#### WHAT YOU ARE ASKED TO DO
Reproduce all of the material word for word.

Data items
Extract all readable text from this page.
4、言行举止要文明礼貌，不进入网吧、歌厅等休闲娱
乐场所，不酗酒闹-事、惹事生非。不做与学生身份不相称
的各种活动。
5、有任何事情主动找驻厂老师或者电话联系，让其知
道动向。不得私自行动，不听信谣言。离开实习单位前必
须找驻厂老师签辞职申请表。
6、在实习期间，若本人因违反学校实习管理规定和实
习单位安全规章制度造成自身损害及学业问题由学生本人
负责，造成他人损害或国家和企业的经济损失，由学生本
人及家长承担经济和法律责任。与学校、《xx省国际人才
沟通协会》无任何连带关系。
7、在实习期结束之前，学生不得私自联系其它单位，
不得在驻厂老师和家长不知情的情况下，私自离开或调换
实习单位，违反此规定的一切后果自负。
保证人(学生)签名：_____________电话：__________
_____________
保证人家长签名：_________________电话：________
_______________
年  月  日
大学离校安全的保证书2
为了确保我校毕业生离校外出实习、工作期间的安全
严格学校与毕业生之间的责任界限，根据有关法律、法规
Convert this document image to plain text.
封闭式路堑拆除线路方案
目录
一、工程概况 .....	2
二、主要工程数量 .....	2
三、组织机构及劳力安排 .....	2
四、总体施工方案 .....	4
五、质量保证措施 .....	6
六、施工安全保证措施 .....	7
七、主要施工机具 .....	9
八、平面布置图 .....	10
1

#### TASK OUTPUT
Extract all readable text from this page.
4、言行举止要文明礼貌，不进入网吧、歌厅等休闲娱
乐场所，不酗酒闹-事、惹事生非。不做与学生身份不相称
的各种活动。
5、有任何事情主动找驻厂老师或者电话联系，让其知
道动向。不得私自行动，不听信谣言。离开实习单位前必
须找驻厂老师签辞职申请表。
6、在实习期间，若本人因违反学校实习管理规定和实
习单位安全规章制度造成自身损害及学业问题由学生本人
负责，造成他人损害或国家和企业的经济损失，由学生本
人及家长承担经济和法律责任。与学校、《xx省国际人才
沟通协会》无任何连带关系。
7、在实习期结束之前，学生不得私自联系其它单位，
不得在驻厂老师和家长不知情的情况下，私自离开或调换
实习单位，违反此规定的一切后果自负。
保证人(学生)签名：_____________电话：__________
_____________
保证人家长签名：_________________电话：________
_______________
年  月  日
大学离校安全的保证书2
为了确保我校毕业生离校外出实习、工作期间的安全
严格学校与毕业生之间的责任界限，根据有关法律、法规
Convert this document image to plain text.
封闭式路堑拆除线路方案
目录
一、工程概况 .....	2
二、主要工程数量 .....	2
三、组织机构及劳力安排 .....	2
四、总体施工方案 .....	4
五、质量保证措施 .....	6
六、施工安全保证措施 .....	7
七、主要施工机具 .....	9
八、平面布置图 .....	10
1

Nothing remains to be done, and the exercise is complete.